**Stored items from a collection:**
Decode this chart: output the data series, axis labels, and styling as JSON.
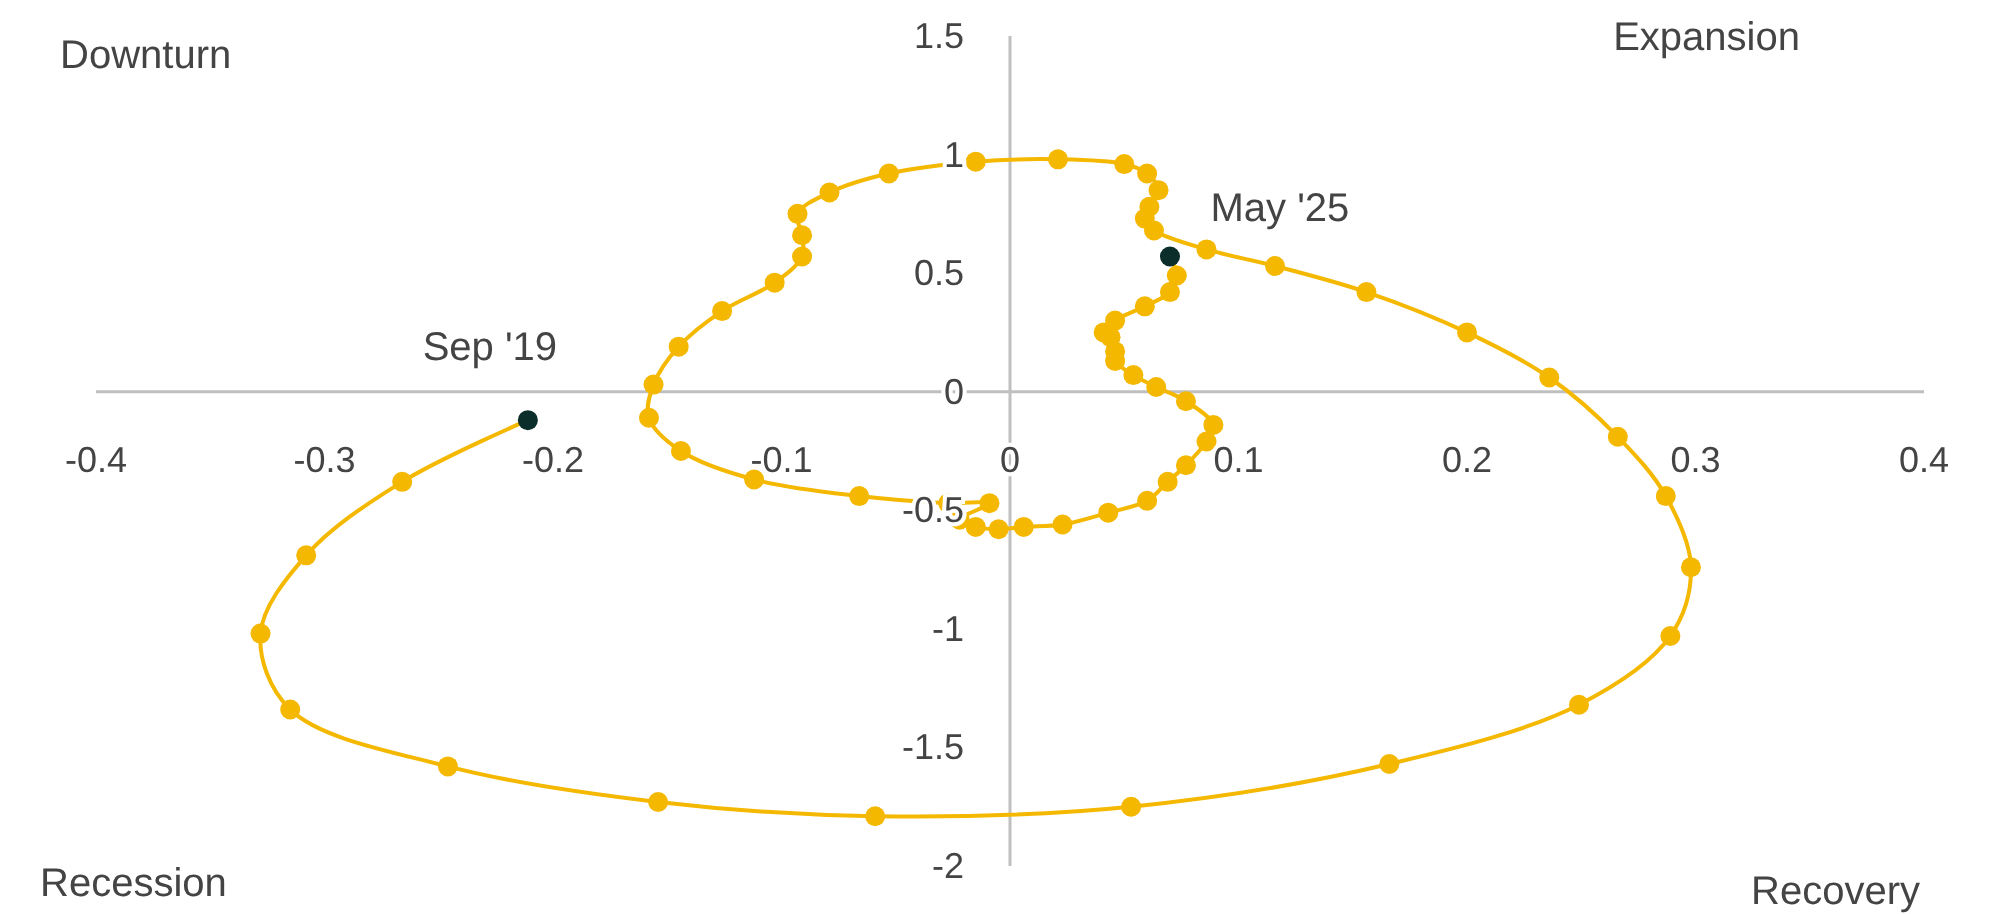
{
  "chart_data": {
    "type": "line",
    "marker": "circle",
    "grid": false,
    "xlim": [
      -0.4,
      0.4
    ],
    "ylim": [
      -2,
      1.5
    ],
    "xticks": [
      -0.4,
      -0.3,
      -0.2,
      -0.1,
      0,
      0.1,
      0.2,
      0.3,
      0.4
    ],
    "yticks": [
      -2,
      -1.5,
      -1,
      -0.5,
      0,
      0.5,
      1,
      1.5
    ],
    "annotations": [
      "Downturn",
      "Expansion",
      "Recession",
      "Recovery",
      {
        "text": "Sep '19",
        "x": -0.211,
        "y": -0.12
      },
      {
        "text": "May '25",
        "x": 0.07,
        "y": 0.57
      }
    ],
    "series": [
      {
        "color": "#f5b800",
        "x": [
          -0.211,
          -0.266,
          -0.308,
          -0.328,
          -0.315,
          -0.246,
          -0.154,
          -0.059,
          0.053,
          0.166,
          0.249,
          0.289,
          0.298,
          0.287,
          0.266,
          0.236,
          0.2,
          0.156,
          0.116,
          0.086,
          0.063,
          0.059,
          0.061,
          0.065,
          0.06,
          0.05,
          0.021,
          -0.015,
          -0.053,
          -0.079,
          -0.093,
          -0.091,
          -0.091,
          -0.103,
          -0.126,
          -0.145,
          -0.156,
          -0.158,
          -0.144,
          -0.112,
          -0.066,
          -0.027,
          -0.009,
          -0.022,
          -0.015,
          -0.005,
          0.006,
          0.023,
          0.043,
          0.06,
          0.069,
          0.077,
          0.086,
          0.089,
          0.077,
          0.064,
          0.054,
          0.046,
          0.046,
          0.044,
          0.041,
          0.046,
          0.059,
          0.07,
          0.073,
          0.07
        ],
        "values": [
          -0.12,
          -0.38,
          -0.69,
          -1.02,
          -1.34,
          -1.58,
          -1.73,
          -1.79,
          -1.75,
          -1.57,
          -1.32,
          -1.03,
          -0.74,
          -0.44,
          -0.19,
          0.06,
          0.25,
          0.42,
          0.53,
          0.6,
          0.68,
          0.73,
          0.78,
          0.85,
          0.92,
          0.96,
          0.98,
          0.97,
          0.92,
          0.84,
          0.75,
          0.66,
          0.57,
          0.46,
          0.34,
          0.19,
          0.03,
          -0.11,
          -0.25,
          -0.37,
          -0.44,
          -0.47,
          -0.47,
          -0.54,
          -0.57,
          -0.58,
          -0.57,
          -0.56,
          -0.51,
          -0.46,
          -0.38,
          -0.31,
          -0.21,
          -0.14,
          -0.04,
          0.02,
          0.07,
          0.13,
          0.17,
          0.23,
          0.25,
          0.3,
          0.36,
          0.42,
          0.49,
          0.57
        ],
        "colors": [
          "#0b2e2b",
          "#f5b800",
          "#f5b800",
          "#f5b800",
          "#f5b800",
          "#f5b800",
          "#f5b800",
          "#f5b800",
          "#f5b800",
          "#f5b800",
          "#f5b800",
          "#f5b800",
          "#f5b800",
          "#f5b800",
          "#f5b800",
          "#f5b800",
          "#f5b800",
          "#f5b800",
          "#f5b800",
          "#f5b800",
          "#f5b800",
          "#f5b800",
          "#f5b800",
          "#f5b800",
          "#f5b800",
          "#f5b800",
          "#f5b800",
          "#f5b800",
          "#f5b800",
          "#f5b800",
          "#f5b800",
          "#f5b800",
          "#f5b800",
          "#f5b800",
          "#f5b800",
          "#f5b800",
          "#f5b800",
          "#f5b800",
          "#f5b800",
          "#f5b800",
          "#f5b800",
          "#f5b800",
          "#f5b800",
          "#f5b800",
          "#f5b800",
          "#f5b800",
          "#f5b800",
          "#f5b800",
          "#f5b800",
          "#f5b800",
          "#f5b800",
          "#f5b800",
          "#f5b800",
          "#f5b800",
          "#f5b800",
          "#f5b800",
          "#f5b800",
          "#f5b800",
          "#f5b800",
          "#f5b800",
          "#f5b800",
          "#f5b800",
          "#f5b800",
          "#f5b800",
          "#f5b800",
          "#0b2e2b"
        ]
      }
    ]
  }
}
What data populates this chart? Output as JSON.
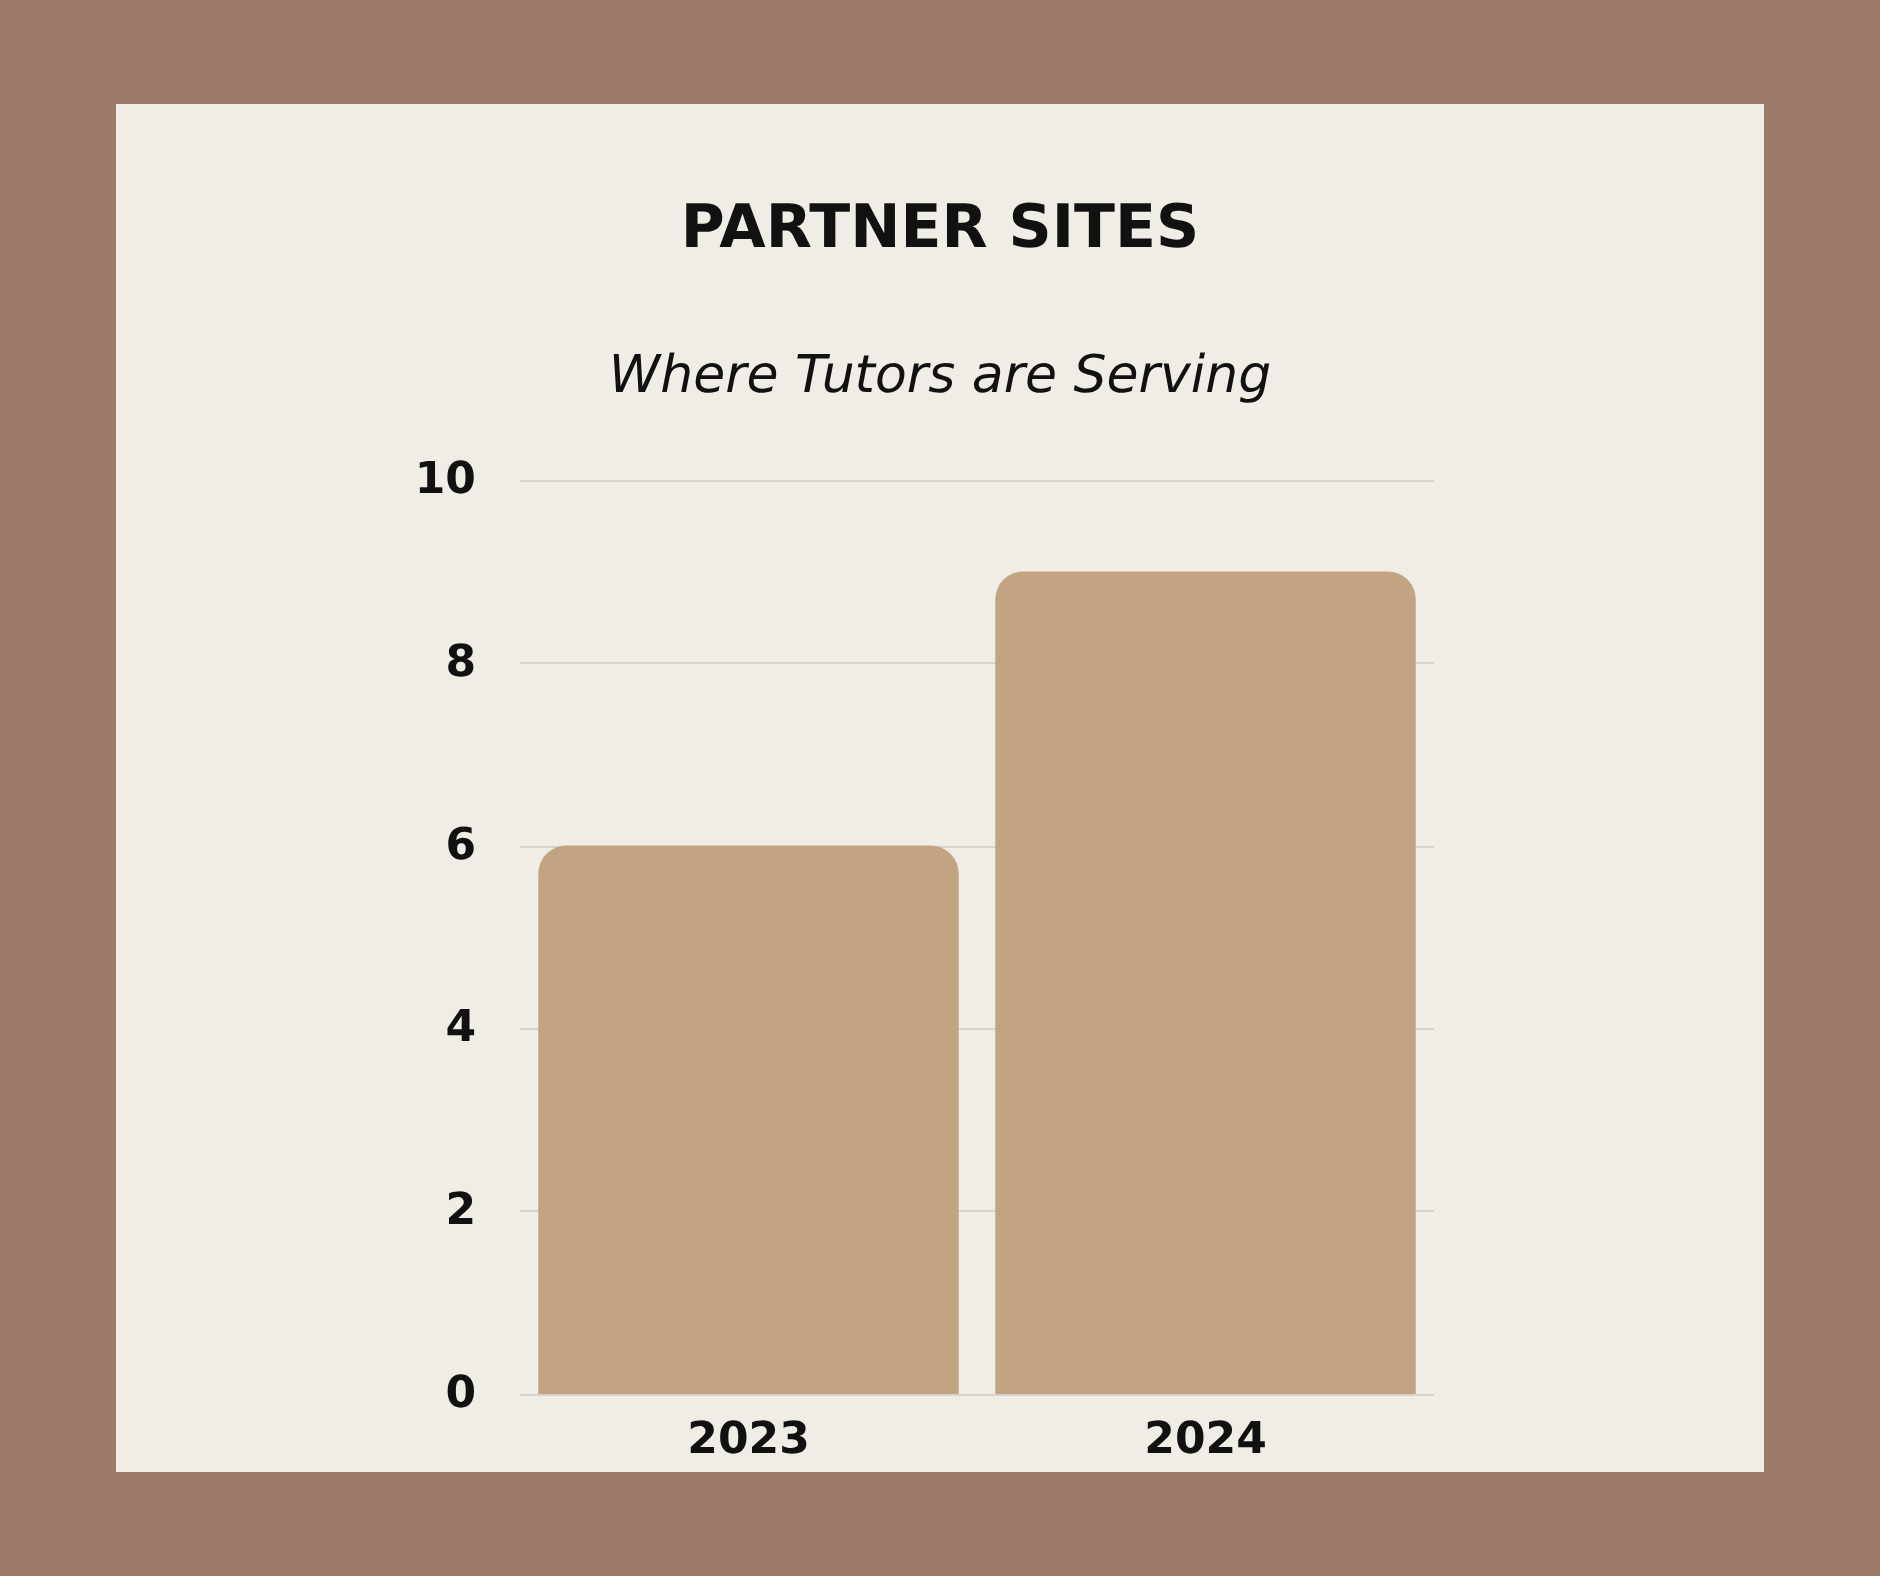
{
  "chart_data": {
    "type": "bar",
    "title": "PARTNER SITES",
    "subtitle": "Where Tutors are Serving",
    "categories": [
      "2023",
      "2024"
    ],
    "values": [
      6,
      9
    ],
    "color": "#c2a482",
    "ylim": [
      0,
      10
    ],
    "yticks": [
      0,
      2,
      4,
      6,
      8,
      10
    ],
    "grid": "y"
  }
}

**Direction:**
Copy each line of the data that contains the word "series".

**Expected answer:**
Decode this chart: output the data series, axis labels, and styling as JSON.
    "series": [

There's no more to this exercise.